* Begin Excerpted records *
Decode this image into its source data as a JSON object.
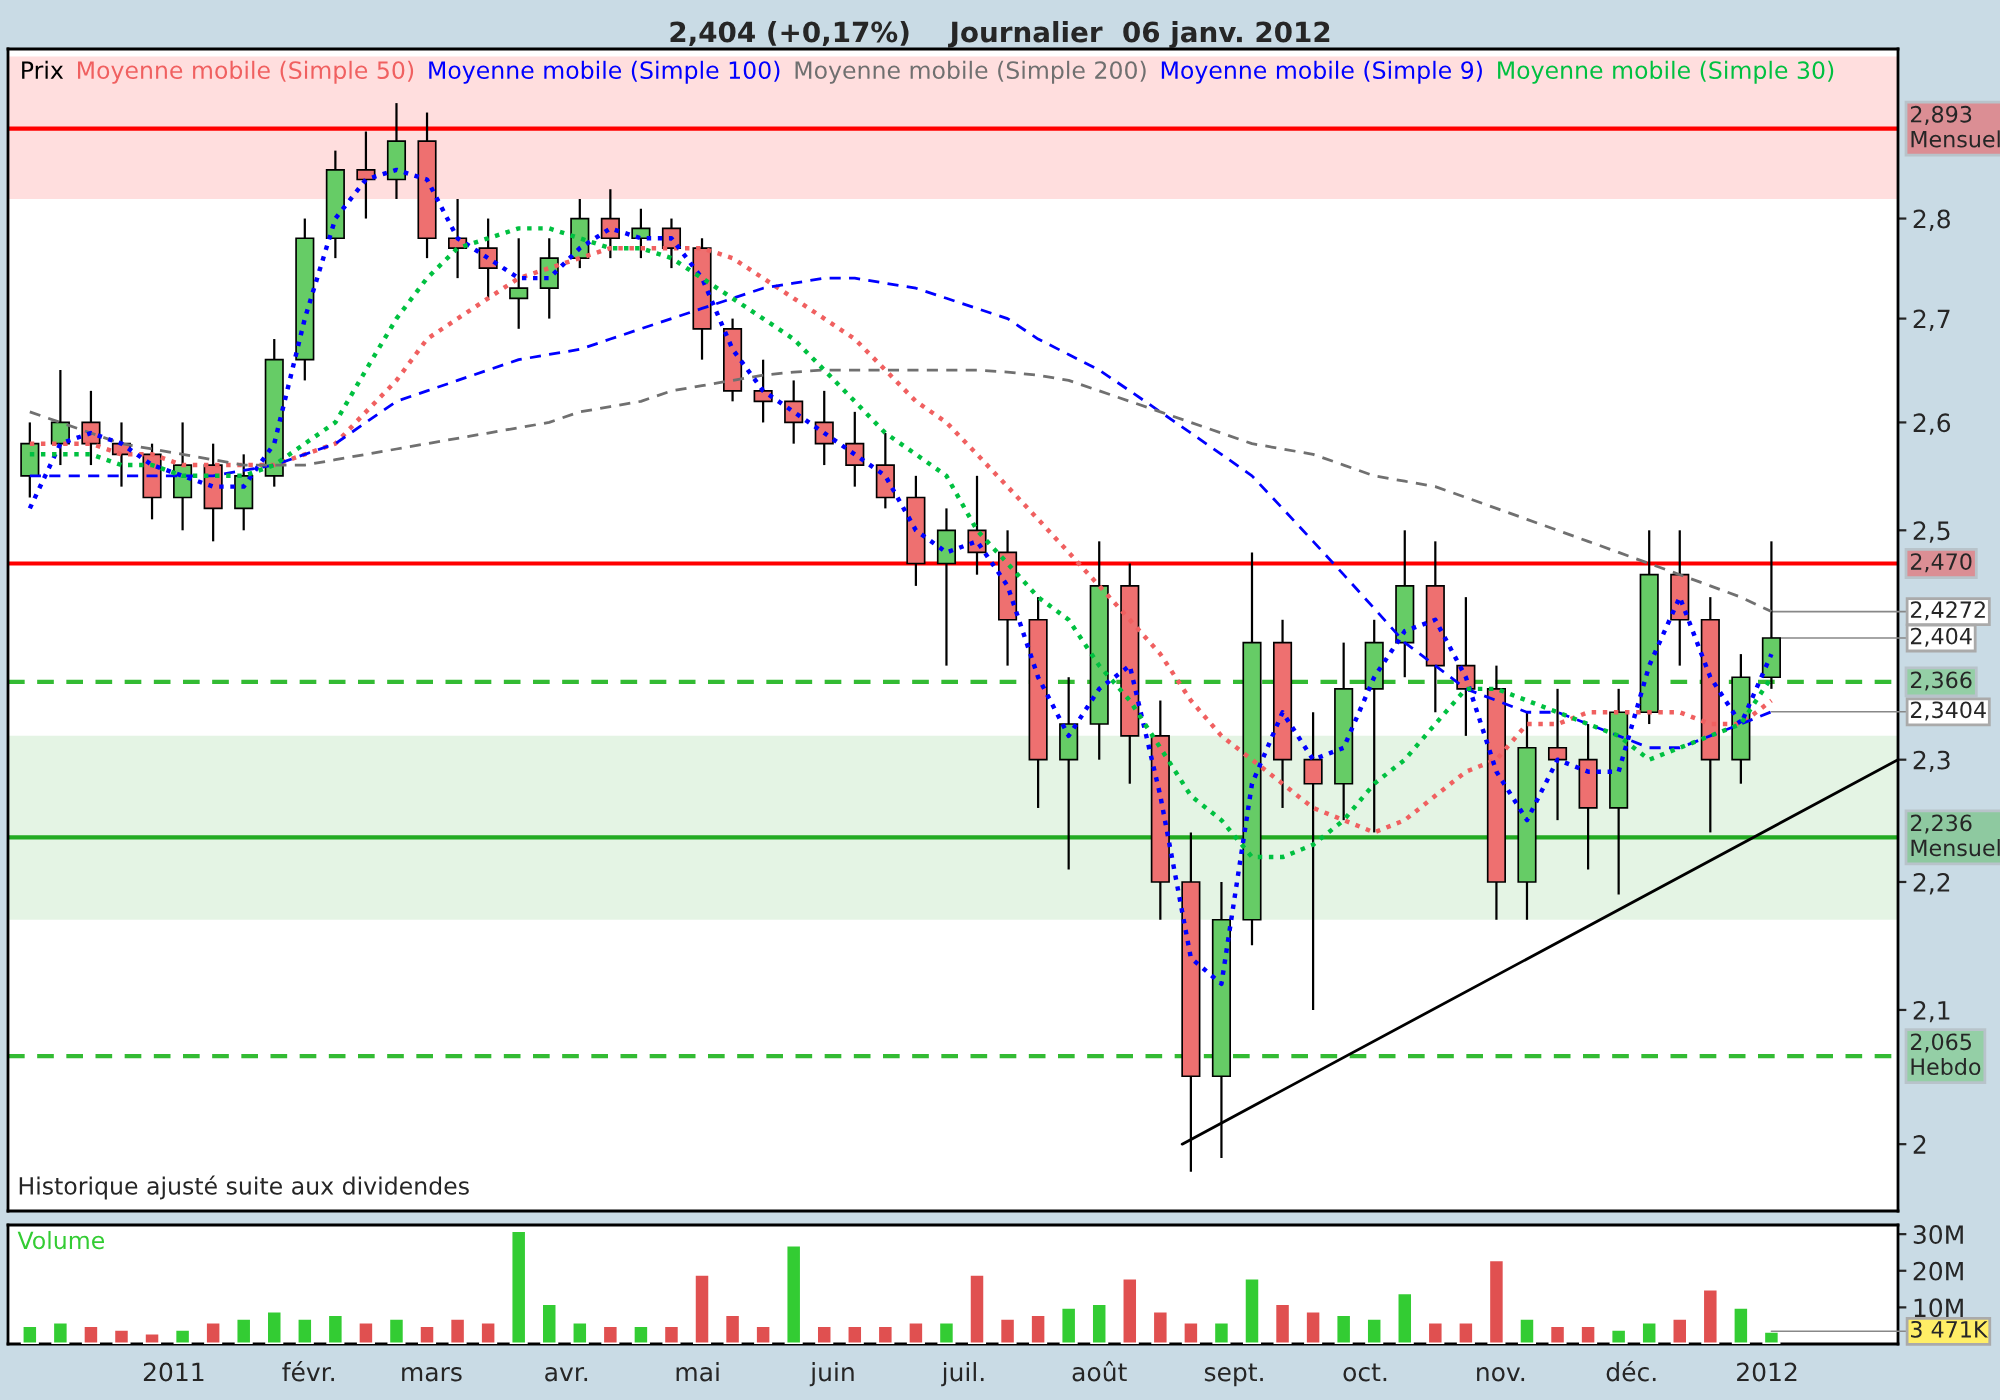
{
  "chart_data": [
    {
      "type": "candlestick",
      "title": "2,404 (+0,17%)    Journalier  06 janv. 2012",
      "x": [
        "2010-11-29",
        "2010-12-06",
        "2010-12-13",
        "2010-12-20",
        "2010-12-27",
        "2011-01-03",
        "2011-01-10",
        "2011-01-17",
        "2011-01-24",
        "2011-01-31",
        "2011-02-07",
        "2011-02-14",
        "2011-02-21",
        "2011-02-28",
        "2011-03-07",
        "2011-03-14",
        "2011-03-21",
        "2011-03-28",
        "2011-04-04",
        "2011-04-11",
        "2011-04-18",
        "2011-04-25",
        "2011-05-02",
        "2011-05-09",
        "2011-05-16",
        "2011-05-23",
        "2011-05-30",
        "2011-06-06",
        "2011-06-13",
        "2011-06-20",
        "2011-06-27",
        "2011-07-04",
        "2011-07-11",
        "2011-07-18",
        "2011-07-25",
        "2011-08-01",
        "2011-08-08",
        "2011-08-15",
        "2011-08-22",
        "2011-08-29",
        "2011-09-05",
        "2011-09-12",
        "2011-09-19",
        "2011-09-26",
        "2011-10-03",
        "2011-10-10",
        "2011-10-17",
        "2011-10-24",
        "2011-10-31",
        "2011-11-07",
        "2011-11-14",
        "2011-11-21",
        "2011-11-28",
        "2011-12-05",
        "2011-12-12",
        "2011-12-19",
        "2011-12-26",
        "2012-01-02"
      ],
      "series": [
        {
          "name": "Prix",
          "type": "candlestick",
          "color": "#000000",
          "ohlc": [
            [
              2.55,
              2.6,
              2.53,
              2.58
            ],
            [
              2.58,
              2.65,
              2.56,
              2.6
            ],
            [
              2.6,
              2.63,
              2.56,
              2.58
            ],
            [
              2.58,
              2.6,
              2.54,
              2.57
            ],
            [
              2.57,
              2.58,
              2.51,
              2.53
            ],
            [
              2.53,
              2.6,
              2.5,
              2.56
            ],
            [
              2.56,
              2.58,
              2.49,
              2.52
            ],
            [
              2.52,
              2.57,
              2.5,
              2.55
            ],
            [
              2.55,
              2.68,
              2.54,
              2.66
            ],
            [
              2.66,
              2.8,
              2.64,
              2.78
            ],
            [
              2.78,
              2.87,
              2.76,
              2.85
            ],
            [
              2.85,
              2.89,
              2.8,
              2.84
            ],
            [
              2.84,
              2.92,
              2.82,
              2.88
            ],
            [
              2.88,
              2.91,
              2.76,
              2.78
            ],
            [
              2.78,
              2.82,
              2.74,
              2.77
            ],
            [
              2.77,
              2.8,
              2.72,
              2.75
            ],
            [
              2.72,
              2.78,
              2.69,
              2.73
            ],
            [
              2.73,
              2.78,
              2.7,
              2.76
            ],
            [
              2.76,
              2.82,
              2.75,
              2.8
            ],
            [
              2.8,
              2.83,
              2.76,
              2.78
            ],
            [
              2.78,
              2.81,
              2.76,
              2.79
            ],
            [
              2.79,
              2.8,
              2.75,
              2.77
            ],
            [
              2.77,
              2.78,
              2.66,
              2.69
            ],
            [
              2.69,
              2.7,
              2.62,
              2.63
            ],
            [
              2.63,
              2.66,
              2.6,
              2.62
            ],
            [
              2.62,
              2.64,
              2.58,
              2.6
            ],
            [
              2.6,
              2.63,
              2.56,
              2.58
            ],
            [
              2.58,
              2.61,
              2.54,
              2.56
            ],
            [
              2.56,
              2.59,
              2.52,
              2.53
            ],
            [
              2.53,
              2.55,
              2.45,
              2.47
            ],
            [
              2.47,
              2.52,
              2.38,
              2.5
            ],
            [
              2.5,
              2.55,
              2.46,
              2.48
            ],
            [
              2.48,
              2.5,
              2.38,
              2.42
            ],
            [
              2.42,
              2.44,
              2.26,
              2.3
            ],
            [
              2.3,
              2.37,
              2.21,
              2.33
            ],
            [
              2.33,
              2.49,
              2.3,
              2.45
            ],
            [
              2.45,
              2.47,
              2.28,
              2.32
            ],
            [
              2.32,
              2.35,
              2.17,
              2.2
            ],
            [
              2.2,
              2.24,
              1.98,
              2.05
            ],
            [
              2.05,
              2.2,
              1.99,
              2.17
            ],
            [
              2.17,
              2.48,
              2.15,
              2.4
            ],
            [
              2.4,
              2.42,
              2.26,
              2.3
            ],
            [
              2.3,
              2.34,
              2.1,
              2.28
            ],
            [
              2.28,
              2.4,
              2.25,
              2.36
            ],
            [
              2.36,
              2.42,
              2.24,
              2.4
            ],
            [
              2.4,
              2.5,
              2.37,
              2.45
            ],
            [
              2.45,
              2.49,
              2.34,
              2.38
            ],
            [
              2.38,
              2.44,
              2.32,
              2.36
            ],
            [
              2.36,
              2.38,
              2.17,
              2.2
            ],
            [
              2.2,
              2.34,
              2.17,
              2.31
            ],
            [
              2.31,
              2.36,
              2.25,
              2.3
            ],
            [
              2.3,
              2.33,
              2.21,
              2.26
            ],
            [
              2.26,
              2.36,
              2.19,
              2.34
            ],
            [
              2.34,
              2.5,
              2.33,
              2.46
            ],
            [
              2.46,
              2.5,
              2.38,
              2.42
            ],
            [
              2.42,
              2.44,
              2.24,
              2.3
            ],
            [
              2.3,
              2.39,
              2.28,
              2.37
            ],
            [
              2.37,
              2.49,
              2.36,
              2.404
            ]
          ]
        },
        {
          "name": "Moyenne mobile (Simple 50)",
          "type": "line",
          "color": "#f06060",
          "line_style": "dotted",
          "values": [
            2.58,
            2.58,
            2.58,
            2.57,
            2.57,
            2.56,
            2.56,
            2.56,
            2.56,
            2.57,
            2.58,
            2.61,
            2.64,
            2.68,
            2.7,
            2.72,
            2.74,
            2.75,
            2.76,
            2.77,
            2.77,
            2.77,
            2.77,
            2.76,
            2.74,
            2.72,
            2.7,
            2.68,
            2.65,
            2.62,
            2.6,
            2.57,
            2.54,
            2.51,
            2.48,
            2.45,
            2.42,
            2.39,
            2.35,
            2.32,
            2.3,
            2.28,
            2.26,
            2.25,
            2.24,
            2.25,
            2.27,
            2.29,
            2.3,
            2.33,
            2.33,
            2.34,
            2.34,
            2.34,
            2.34,
            2.33,
            2.33,
            2.35
          ]
        },
        {
          "name": "Moyenne mobile (Simple 100)",
          "type": "line",
          "color": "#0000ff",
          "line_style": "dashed",
          "values": [
            2.55,
            2.55,
            2.55,
            2.55,
            2.55,
            2.55,
            2.55,
            2.555,
            2.56,
            2.57,
            2.58,
            2.6,
            2.62,
            2.63,
            2.64,
            2.65,
            2.66,
            2.665,
            2.67,
            2.68,
            2.69,
            2.7,
            2.71,
            2.72,
            2.73,
            2.735,
            2.74,
            2.74,
            2.735,
            2.73,
            2.72,
            2.71,
            2.7,
            2.68,
            2.665,
            2.65,
            2.63,
            2.61,
            2.59,
            2.57,
            2.55,
            2.52,
            2.49,
            2.46,
            2.43,
            2.4,
            2.38,
            2.36,
            2.35,
            2.34,
            2.34,
            2.33,
            2.32,
            2.31,
            2.31,
            2.32,
            2.33,
            2.3404
          ]
        },
        {
          "name": "Moyenne mobile (Simple 200)",
          "type": "line",
          "color": "#707070",
          "line_style": "dashed",
          "values": [
            2.61,
            2.6,
            2.59,
            2.58,
            2.575,
            2.57,
            2.565,
            2.56,
            2.56,
            2.56,
            2.565,
            2.57,
            2.575,
            2.58,
            2.585,
            2.59,
            2.595,
            2.6,
            2.61,
            2.615,
            2.62,
            2.63,
            2.635,
            2.64,
            2.645,
            2.648,
            2.65,
            2.65,
            2.65,
            2.65,
            2.65,
            2.65,
            2.648,
            2.645,
            2.64,
            2.63,
            2.62,
            2.61,
            2.6,
            2.59,
            2.58,
            2.575,
            2.57,
            2.56,
            2.55,
            2.545,
            2.54,
            2.53,
            2.52,
            2.51,
            2.5,
            2.49,
            2.48,
            2.47,
            2.46,
            2.45,
            2.44,
            2.4272
          ]
        },
        {
          "name": "Moyenne mobile (Simple 9)",
          "type": "line",
          "color": "#0000ff",
          "line_style": "dotted",
          "values": [
            2.52,
            2.58,
            2.59,
            2.58,
            2.56,
            2.55,
            2.54,
            2.54,
            2.58,
            2.7,
            2.8,
            2.84,
            2.85,
            2.84,
            2.78,
            2.76,
            2.74,
            2.74,
            2.77,
            2.79,
            2.78,
            2.78,
            2.74,
            2.67,
            2.63,
            2.61,
            2.59,
            2.57,
            2.55,
            2.5,
            2.48,
            2.49,
            2.45,
            2.37,
            2.32,
            2.36,
            2.38,
            2.27,
            2.14,
            2.12,
            2.28,
            2.34,
            2.3,
            2.31,
            2.37,
            2.41,
            2.42,
            2.37,
            2.29,
            2.25,
            2.3,
            2.29,
            2.29,
            2.38,
            2.44,
            2.37,
            2.33,
            2.39
          ]
        },
        {
          "name": "Moyenne mobile (Simple 30)",
          "type": "line",
          "color": "#00c040",
          "line_style": "dotted",
          "values": [
            2.57,
            2.57,
            2.57,
            2.56,
            2.56,
            2.55,
            2.55,
            2.55,
            2.56,
            2.58,
            2.6,
            2.65,
            2.7,
            2.74,
            2.77,
            2.78,
            2.79,
            2.79,
            2.78,
            2.77,
            2.77,
            2.76,
            2.74,
            2.72,
            2.7,
            2.68,
            2.65,
            2.62,
            2.59,
            2.57,
            2.55,
            2.5,
            2.47,
            2.44,
            2.42,
            2.38,
            2.35,
            2.31,
            2.27,
            2.25,
            2.22,
            2.22,
            2.23,
            2.25,
            2.28,
            2.3,
            2.33,
            2.36,
            2.36,
            2.35,
            2.34,
            2.33,
            2.32,
            2.3,
            2.31,
            2.32,
            2.33,
            2.37
          ]
        },
        {
          "type": "line",
          "color": "#000000",
          "line_style": "solid",
          "x": [
            "2011-08-20",
            "2012-01-31"
          ],
          "values": [
            2.0,
            2.3
          ]
        }
      ],
      "ref_lines": [
        {
          "axis": "y",
          "value": 2.893,
          "label": "2,893\nMensuel",
          "color": "#ff0000",
          "line_style": "solid"
        },
        {
          "axis": "y",
          "value": 2.47,
          "label": "2,470",
          "color": "#ff0000",
          "line_style": "solid"
        },
        {
          "axis": "y",
          "value": 2.366,
          "label": "2,366",
          "color": "#33bb33",
          "line_style": "dashed"
        },
        {
          "axis": "y",
          "value": 2.236,
          "label": "2,236\nMensuel",
          "color": "#22aa22",
          "line_style": "solid"
        },
        {
          "axis": "y",
          "value": 2.065,
          "label": "2,065\nHebdo",
          "color": "#33bb33",
          "line_style": "dashed"
        }
      ],
      "bands": [
        {
          "axis": "y",
          "from": 2.82,
          "to": 2.97,
          "color": "#ffdede"
        },
        {
          "axis": "y",
          "from": 2.17,
          "to": 2.32,
          "color": "#e4f4e4"
        }
      ],
      "annotations": [
        "Historique ajusté suite aux dividendes",
        {
          "text": "2,4272",
          "x": "2012-01-02",
          "y": 2.4272
        },
        {
          "text": "2,404",
          "x": "2012-01-02",
          "y": 2.404
        },
        {
          "text": "2,3404",
          "x": "2012-01-02",
          "y": 2.3404
        }
      ],
      "log": "y",
      "xlim": [
        "2010-11-24",
        "2012-01-31"
      ],
      "ylim": [
        1.952,
        2.978
      ],
      "yticks": [
        {
          "value": 2,
          "label": "2"
        },
        {
          "value": 2.1,
          "label": "2,1"
        },
        {
          "value": 2.2,
          "label": "2,2"
        },
        {
          "value": 2.3,
          "label": "2,3"
        },
        {
          "value": 2.5,
          "label": "2,5"
        },
        {
          "value": 2.6,
          "label": "2,6"
        },
        {
          "value": 2.7,
          "label": "2,7"
        },
        {
          "value": 2.8,
          "label": "2,8"
        }
      ],
      "tick_labels": "y",
      "legend": "top left",
      "marker": "none"
    },
    {
      "type": "bar",
      "title": "Volume",
      "x": [
        "2010-11-29",
        "2010-12-06",
        "2010-12-13",
        "2010-12-20",
        "2010-12-27",
        "2011-01-03",
        "2011-01-10",
        "2011-01-17",
        "2011-01-24",
        "2011-01-31",
        "2011-02-07",
        "2011-02-14",
        "2011-02-21",
        "2011-02-28",
        "2011-03-07",
        "2011-03-14",
        "2011-03-21",
        "2011-03-28",
        "2011-04-04",
        "2011-04-11",
        "2011-04-18",
        "2011-04-25",
        "2011-05-02",
        "2011-05-09",
        "2011-05-16",
        "2011-05-23",
        "2011-05-30",
        "2011-06-06",
        "2011-06-13",
        "2011-06-20",
        "2011-06-27",
        "2011-07-04",
        "2011-07-11",
        "2011-07-18",
        "2011-07-25",
        "2011-08-01",
        "2011-08-08",
        "2011-08-15",
        "2011-08-22",
        "2011-08-29",
        "2011-09-05",
        "2011-09-12",
        "2011-09-19",
        "2011-09-26",
        "2011-10-03",
        "2011-10-10",
        "2011-10-17",
        "2011-10-24",
        "2011-10-31",
        "2011-11-07",
        "2011-11-14",
        "2011-11-21",
        "2011-11-28",
        "2011-12-05",
        "2011-12-12",
        "2011-12-19",
        "2011-12-26",
        "2012-01-02"
      ],
      "values": [
        5,
        6,
        5,
        4,
        3,
        4,
        6,
        7,
        9,
        7,
        8,
        6,
        7,
        5,
        7,
        6,
        31,
        11,
        6,
        5,
        5,
        5,
        19,
        8,
        5,
        27,
        5,
        5,
        5,
        6,
        6,
        19,
        7,
        8,
        10,
        11,
        18,
        9,
        6,
        6,
        18,
        11,
        9,
        8,
        7,
        14,
        6,
        6,
        23,
        7,
        5,
        5,
        4,
        6,
        7,
        15,
        10,
        3.471
      ],
      "colors": [
        "#33cc33",
        "#33cc33",
        "#e05050",
        "#e05050",
        "#e05050",
        "#33cc33",
        "#e05050",
        "#33cc33",
        "#33cc33",
        "#33cc33",
        "#33cc33",
        "#e05050",
        "#33cc33",
        "#e05050",
        "#e05050",
        "#e05050",
        "#33cc33",
        "#33cc33",
        "#33cc33",
        "#e05050",
        "#33cc33",
        "#e05050",
        "#e05050",
        "#e05050",
        "#e05050",
        "#33cc33",
        "#e05050",
        "#e05050",
        "#e05050",
        "#e05050",
        "#33cc33",
        "#e05050",
        "#e05050",
        "#e05050",
        "#33cc33",
        "#33cc33",
        "#e05050",
        "#e05050",
        "#e05050",
        "#33cc33",
        "#33cc33",
        "#e05050",
        "#e05050",
        "#33cc33",
        "#33cc33",
        "#33cc33",
        "#e05050",
        "#e05050",
        "#e05050",
        "#33cc33",
        "#e05050",
        "#e05050",
        "#33cc33",
        "#33cc33",
        "#e05050",
        "#e05050",
        "#33cc33",
        "#33cc33"
      ],
      "annotations": [
        {
          "text": "3 471K",
          "x": "2012-01-02",
          "y": 3.471
        }
      ],
      "xlim": [
        "2010-11-24",
        "2012-01-31"
      ],
      "ylim": [
        0,
        32.5
      ],
      "yticks": [
        {
          "value": 10,
          "label": "10M"
        },
        {
          "value": 20,
          "label": "20M"
        },
        {
          "value": 30,
          "label": "30M"
        }
      ],
      "xticks": [
        {
          "value": "2011-01-01",
          "label": "2011"
        },
        {
          "value": "2011-02-01",
          "label": "févr."
        },
        {
          "value": "2011-03-01",
          "label": "mars"
        },
        {
          "value": "2011-04-01",
          "label": "avr."
        },
        {
          "value": "2011-05-01",
          "label": "mai"
        },
        {
          "value": "2011-06-01",
          "label": "juin"
        },
        {
          "value": "2011-07-01",
          "label": "juil."
        },
        {
          "value": "2011-08-01",
          "label": "août"
        },
        {
          "value": "2011-09-01",
          "label": "sept."
        },
        {
          "value": "2011-10-01",
          "label": "oct."
        },
        {
          "value": "2011-11-01",
          "label": "nov."
        },
        {
          "value": "2011-12-01",
          "label": "déc."
        },
        {
          "value": "2012-01-01",
          "label": "2012"
        }
      ]
    }
  ]
}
* End Excerpted records *
■ **Aim**:
Gather each line in the data that holds the string "Moyenne".

■ **Solution for this task**:
          "name": "Moyenne mobile (Simple 50)",
          "name": "Moyenne mobile (Simple 100)",
          "name": "Moyenne mobile (Simple 200)",
          "name": "Moyenne mobile (Simple 9)",
          "name": "Moyenne mobile (Simple 30)",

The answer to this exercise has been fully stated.